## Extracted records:

——

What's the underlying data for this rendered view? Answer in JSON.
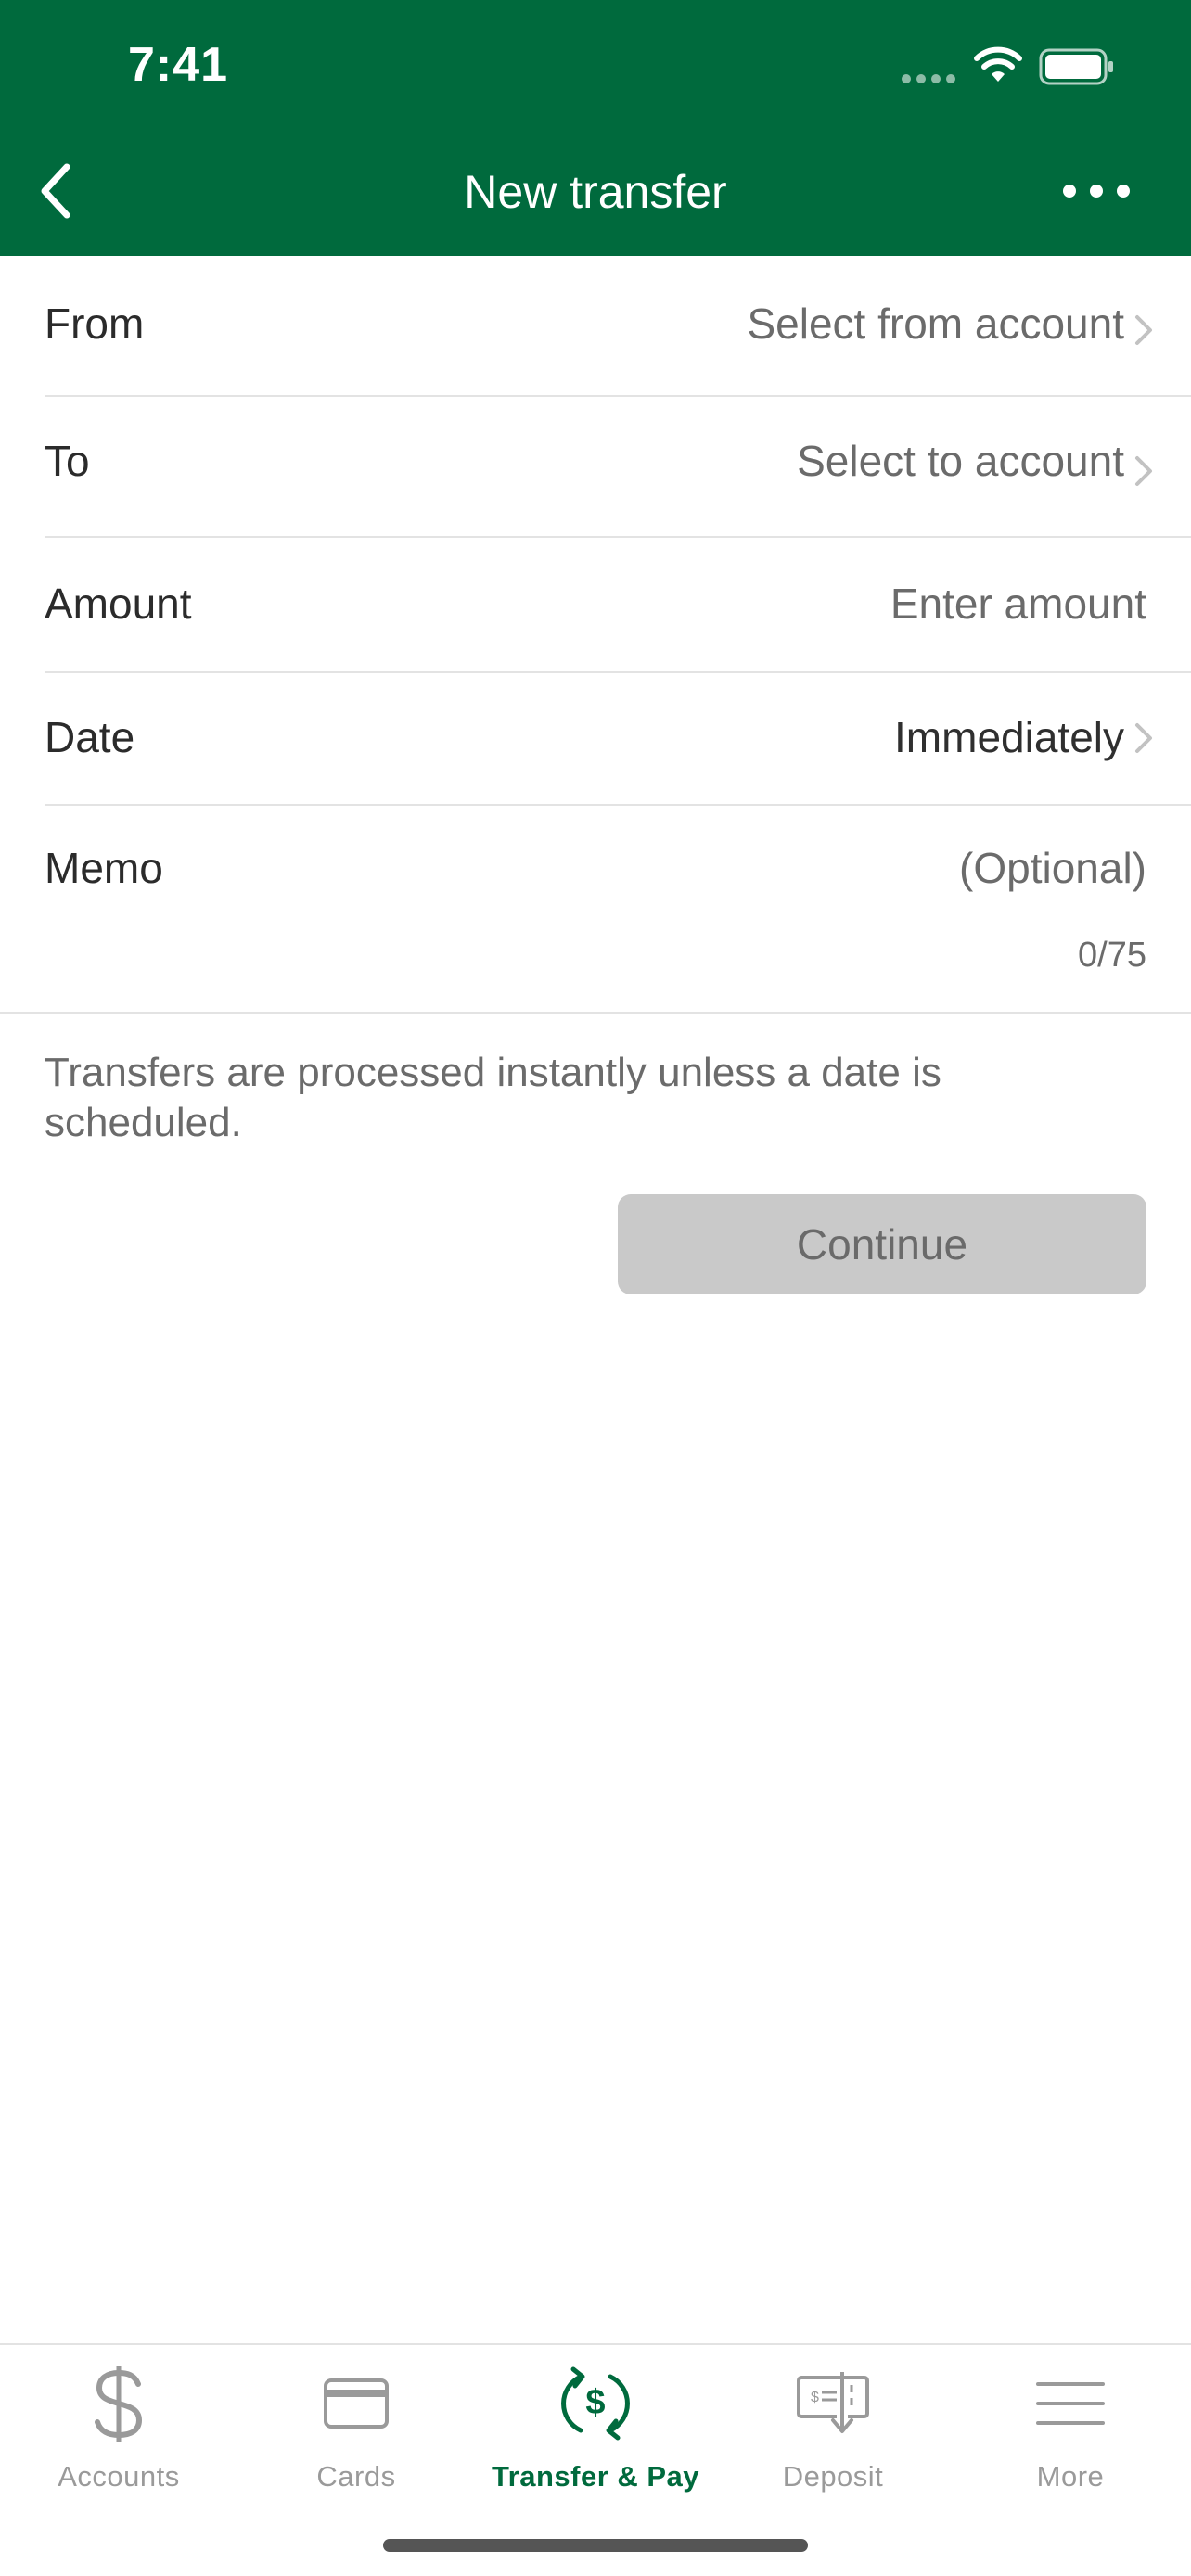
{
  "status_bar": {
    "time": "7:41"
  },
  "header": {
    "title": "New transfer",
    "back_icon": "chevron-left-icon",
    "more_icon": "ellipsis-icon",
    "bg_color": "#006a3d"
  },
  "form": {
    "from": {
      "label": "From",
      "value": "Select from account"
    },
    "to": {
      "label": "To",
      "value": "Select to account"
    },
    "amount": {
      "label": "Amount",
      "placeholder": "Enter amount"
    },
    "date": {
      "label": "Date",
      "value": "Immediately"
    },
    "memo": {
      "label": "Memo",
      "placeholder": "(Optional)",
      "counter": "0/75"
    }
  },
  "info_text": "Transfers are processed instantly unless a date is scheduled.",
  "continue_label": "Continue",
  "tab_bar": {
    "active": "Transfer & Pay",
    "accent_color": "#006a3d",
    "tabs": [
      {
        "label": "Accounts",
        "icon": "dollar-icon"
      },
      {
        "label": "Cards",
        "icon": "card-icon"
      },
      {
        "label": "Transfer & Pay",
        "icon": "transfer-dollar-icon"
      },
      {
        "label": "Deposit",
        "icon": "check-deposit-icon"
      },
      {
        "label": "More",
        "icon": "menu-icon"
      }
    ]
  }
}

——

Without the pictures, retype the whole of the material above exactly.

## EXERCISE RESULT:
What's the underlying data for this rendered view? Answer in JSON.
{
  "status_bar": {
    "time": "7:41"
  },
  "header": {
    "title": "New transfer",
    "back_icon": "chevron-left-icon",
    "more_icon": "ellipsis-icon",
    "bg_color": "#006a3d"
  },
  "form": {
    "from": {
      "label": "From",
      "value": "Select from account"
    },
    "to": {
      "label": "To",
      "value": "Select to account"
    },
    "amount": {
      "label": "Amount",
      "placeholder": "Enter amount"
    },
    "date": {
      "label": "Date",
      "value": "Immediately"
    },
    "memo": {
      "label": "Memo",
      "placeholder": "(Optional)",
      "counter": "0/75"
    }
  },
  "info_text": "Transfers are processed instantly unless a date is scheduled.",
  "continue_label": "Continue",
  "tab_bar": {
    "active": "Transfer & Pay",
    "accent_color": "#006a3d",
    "tabs": [
      {
        "label": "Accounts",
        "icon": "dollar-icon"
      },
      {
        "label": "Cards",
        "icon": "card-icon"
      },
      {
        "label": "Transfer & Pay",
        "icon": "transfer-dollar-icon"
      },
      {
        "label": "Deposit",
        "icon": "check-deposit-icon"
      },
      {
        "label": "More",
        "icon": "menu-icon"
      }
    ]
  }
}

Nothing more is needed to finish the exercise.